#### [PROBLEM REQUIREMENTS]
Send back the line that contains "Output a JSON" and all lines following it through the end of the data below, exactly, omitting pictures.
** Opening INFORMATION GIVEN block **
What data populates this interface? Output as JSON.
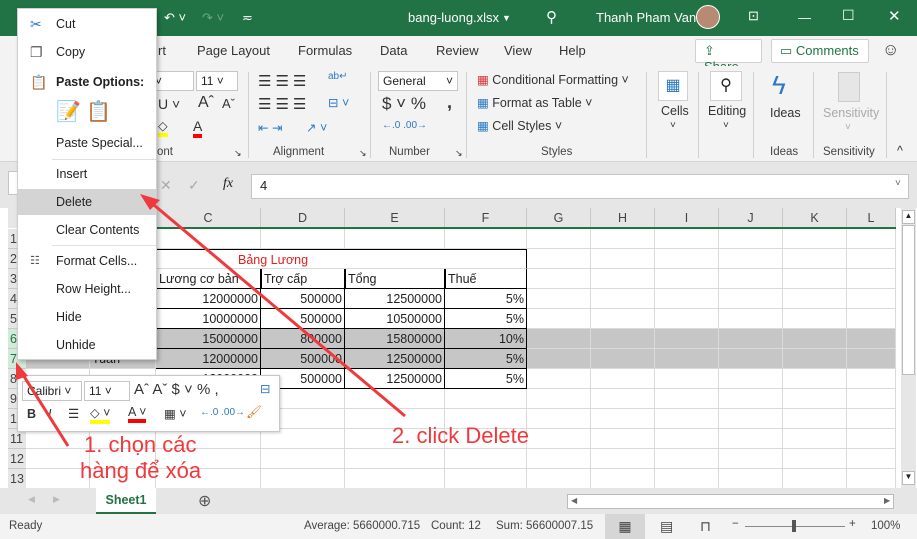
{
  "title_bar": {
    "filename": "bang-luong.xlsx",
    "user": "Thanh Pham Van",
    "colors": {
      "brand": "#217346"
    }
  },
  "ribbon_tabs": [
    "rt",
    "Page Layout",
    "Formulas",
    "Data",
    "Review",
    "View",
    "Help"
  ],
  "share_label": "Share",
  "comments_label": "Comments",
  "ribbon": {
    "font_size": "11",
    "number_format": "General",
    "conditional_formatting": "Conditional Formatting",
    "format_as_table": "Format as Table",
    "cell_styles": "Cell Styles",
    "cells": "Cells",
    "editing": "Editing",
    "ideas": "Ideas",
    "sensitivity": "Sensitivity",
    "groups": {
      "font": "ont",
      "alignment": "Alignment",
      "number": "Number",
      "styles": "Styles",
      "ideas": "Ideas",
      "sensitivity": "Sensitivity"
    }
  },
  "formula_bar": {
    "fx": "fx",
    "value": "4"
  },
  "columns": [
    "C",
    "D",
    "E",
    "F",
    "G",
    "H",
    "I",
    "J",
    "K",
    "L"
  ],
  "rows": [
    "1",
    "2",
    "3",
    "4",
    "5",
    "6",
    "7",
    "8",
    "9",
    "10",
    "11",
    "12",
    "13"
  ],
  "table": {
    "title": "Bảng Lương",
    "headers": [
      "Lương cơ bản",
      "Trợ cấp",
      "Tổng",
      "Thuế"
    ],
    "rows": [
      [
        "12000000",
        "500000",
        "12500000",
        "5%"
      ],
      [
        "10000000",
        "500000",
        "10500000",
        "5%"
      ],
      [
        "15000000",
        "800000",
        "15800000",
        "10%"
      ],
      [
        "12000000",
        "500000",
        "12500000",
        "5%"
      ],
      [
        "12000000",
        "500000",
        "12500000",
        "5%"
      ]
    ],
    "partial_cell_b7": "Tuan"
  },
  "context_menu": {
    "cut": "Cut",
    "copy": "Copy",
    "paste_options": "Paste Options:",
    "paste_special": "Paste Special...",
    "insert": "Insert",
    "delete": "Delete",
    "clear_contents": "Clear Contents",
    "format_cells": "Format Cells...",
    "row_height": "Row Height...",
    "hide": "Hide",
    "unhide": "Unhide"
  },
  "mini_toolbar": {
    "font": "Calibri",
    "size": "11"
  },
  "sheet_tab": "Sheet1",
  "status": {
    "ready": "Ready",
    "average": "Average: 5660000.715",
    "count": "Count: 12",
    "sum": "Sum: 56600007.15",
    "zoom": "100%"
  },
  "annotations": {
    "step1_line1": "1. chọn các",
    "step1_line2": "hàng để xóa",
    "step2": "2. click Delete"
  }
}
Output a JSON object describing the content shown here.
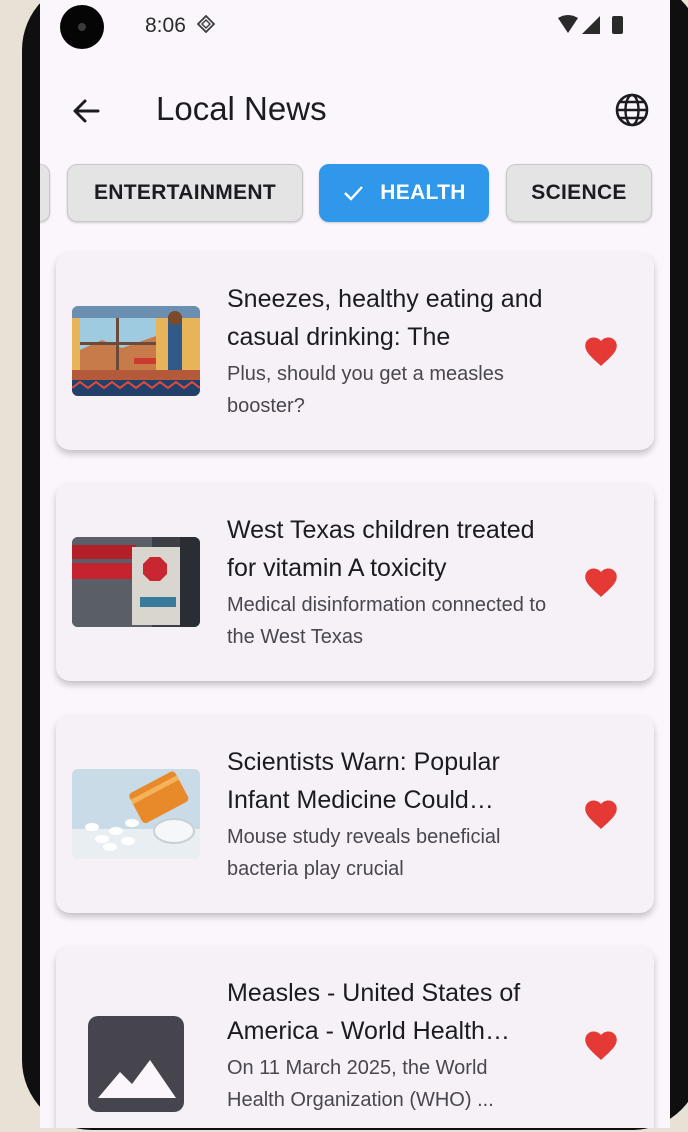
{
  "status_bar": {
    "time": "8:06"
  },
  "app_bar": {
    "title": "Local News"
  },
  "categories": [
    {
      "label": "ENTERTAINMENT",
      "selected": false
    },
    {
      "label": "HEALTH",
      "selected": true
    },
    {
      "label": "SCIENCE",
      "selected": false
    }
  ],
  "articles": [
    {
      "title": "Sneezes, healthy eating and casual drinking: The",
      "subtitle": "Plus, should you get a measles booster?",
      "favorited": true,
      "thumbnail": "illustration-window-scene"
    },
    {
      "title": "West Texas children treated for vitamin A toxicity",
      "subtitle": "Medical disinformation connected to the West Texas",
      "favorited": true,
      "thumbnail": "emergency-sign-photo"
    },
    {
      "title": "Scientists Warn: Popular Infant Medicine Could Trigger",
      "subtitle": "Mouse study reveals beneficial bacteria play crucial",
      "favorited": true,
      "thumbnail": "pill-bottle-photo"
    },
    {
      "title": "Measles - United States of America - World Health Organization",
      "subtitle": "On 11 March 2025, the World Health Organization (WHO) ...",
      "favorited": true,
      "thumbnail": "image-placeholder-icon"
    }
  ],
  "colors": {
    "accent": "#2f98ea",
    "heart": "#e53935",
    "background": "#fbf6fc"
  }
}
** Closing INFORMATION GIVEN block **
#### [ANSWER AREA]
Output a JSON object describing the content shown here.
{
  "status_bar": {
    "time": "8:06"
  },
  "app_bar": {
    "title": "Local News"
  },
  "categories": [
    {
      "label": "ENTERTAINMENT",
      "selected": false
    },
    {
      "label": "HEALTH",
      "selected": true
    },
    {
      "label": "SCIENCE",
      "selected": false
    }
  ],
  "articles": [
    {
      "title": "Sneezes, healthy eating and casual drinking: The",
      "subtitle": "Plus, should you get a measles booster?",
      "favorited": true,
      "thumbnail": "illustration-window-scene"
    },
    {
      "title": "West Texas children treated for vitamin A toxicity",
      "subtitle": "Medical disinformation connected to the West Texas",
      "favorited": true,
      "thumbnail": "emergency-sign-photo"
    },
    {
      "title": "Scientists Warn: Popular Infant Medicine Could Trigger",
      "subtitle": "Mouse study reveals beneficial bacteria play crucial",
      "favorited": true,
      "thumbnail": "pill-bottle-photo"
    },
    {
      "title": "Measles - United States of America - World Health Organization",
      "subtitle": "On 11 March 2025, the World Health Organization (WHO) ...",
      "favorited": true,
      "thumbnail": "image-placeholder-icon"
    }
  ],
  "colors": {
    "accent": "#2f98ea",
    "heart": "#e53935",
    "background": "#fbf6fc"
  }
}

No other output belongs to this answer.